*Supplied records*.
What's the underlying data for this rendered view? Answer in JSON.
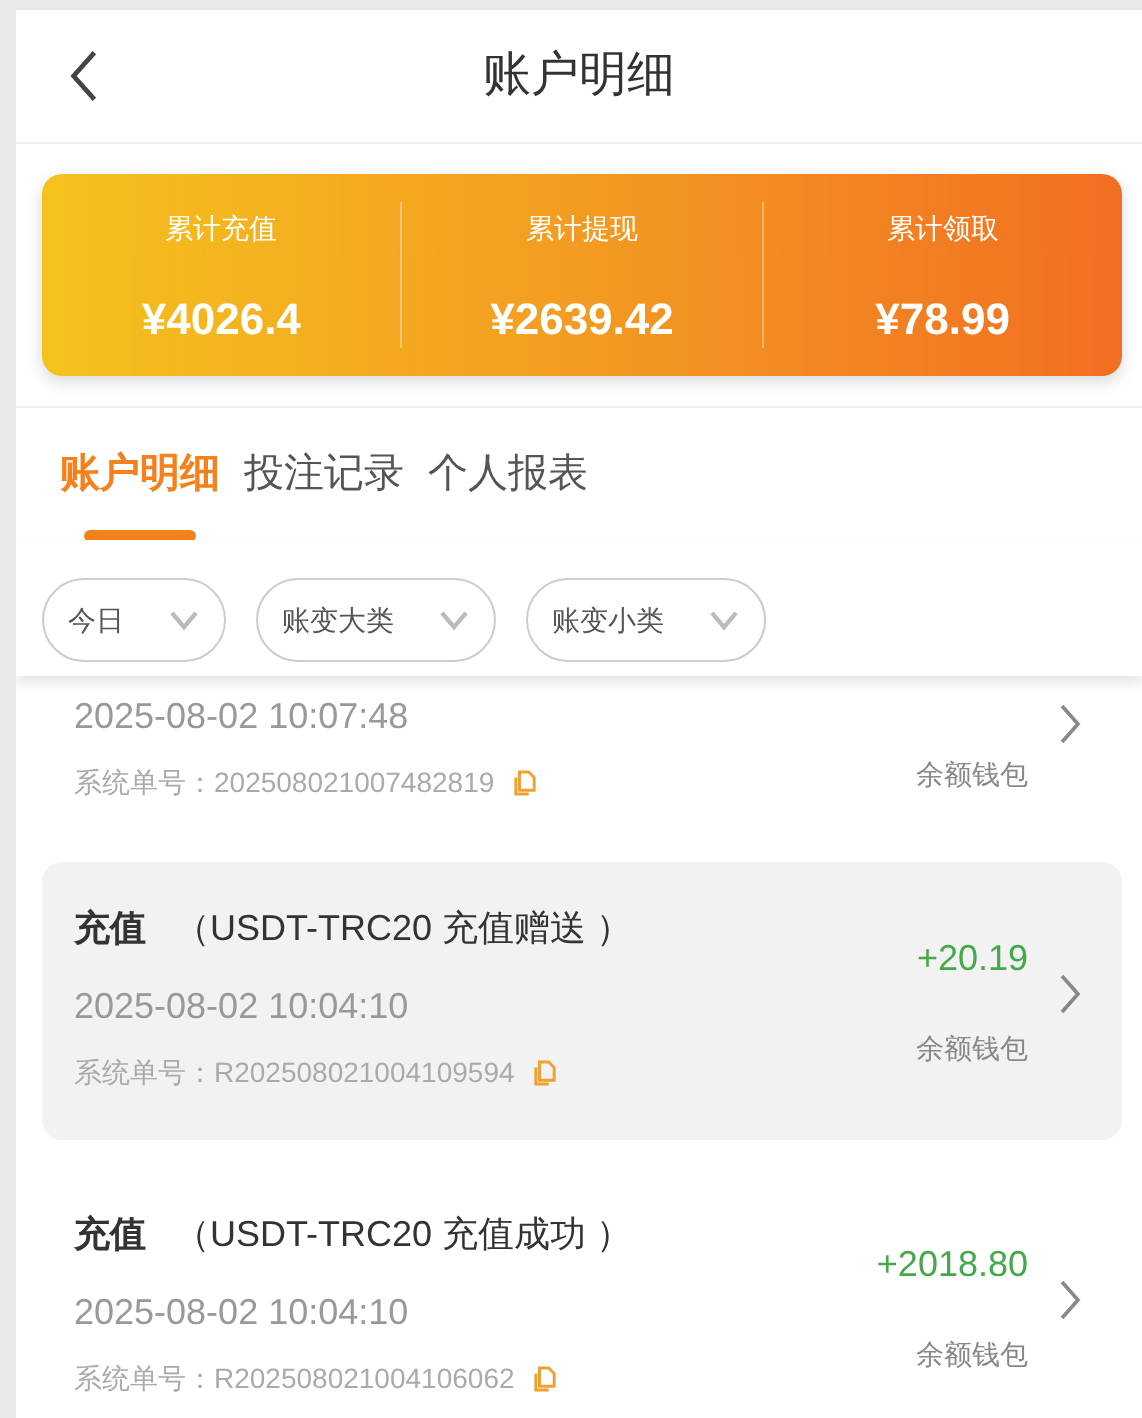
{
  "header": {
    "title": "账户明细"
  },
  "stats": [
    {
      "label": "累计充值",
      "value": "¥4026.4"
    },
    {
      "label": "累计提现",
      "value": "¥2639.42"
    },
    {
      "label": "累计领取",
      "value": "¥78.99"
    }
  ],
  "tabs": [
    {
      "label": "账户明细",
      "selected": true
    },
    {
      "label": "投注记录",
      "selected": false
    },
    {
      "label": "个人报表",
      "selected": false
    }
  ],
  "filters": [
    {
      "label": "今日"
    },
    {
      "label": "账变大类"
    },
    {
      "label": "账变小类"
    }
  ],
  "records": [
    {
      "kind": "partial",
      "time": "2025-08-02 10:07:48",
      "order_label": "系统单号：",
      "order_no": "202508021007482819",
      "wallet": "余额钱包",
      "highlighted": false
    },
    {
      "kind": "full",
      "type": "充值",
      "detail": "（USDT-TRC20 充值赠送 ）",
      "amount": "+20.19",
      "time": "2025-08-02 10:04:10",
      "order_label": "系统单号：",
      "order_no": "R202508021004109594",
      "wallet": "余额钱包",
      "highlighted": true
    },
    {
      "kind": "full",
      "type": "充值",
      "detail": "（USDT-TRC20 充值成功 ）",
      "amount": "+2018.80",
      "time": "2025-08-02 10:04:10",
      "order_label": "系统单号：",
      "order_no": "R202508021004106062",
      "wallet": "余额钱包",
      "highlighted": false
    }
  ]
}
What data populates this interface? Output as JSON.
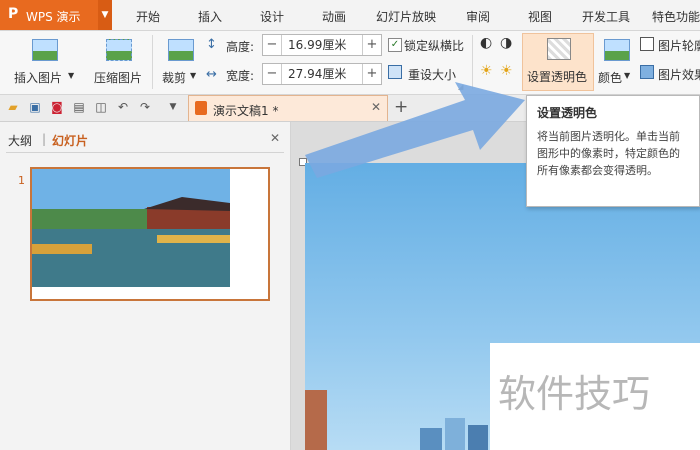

*Problem requirements*.
Count every line bearing the word "JSON"; report the total only.

*Output of the exercise*.
2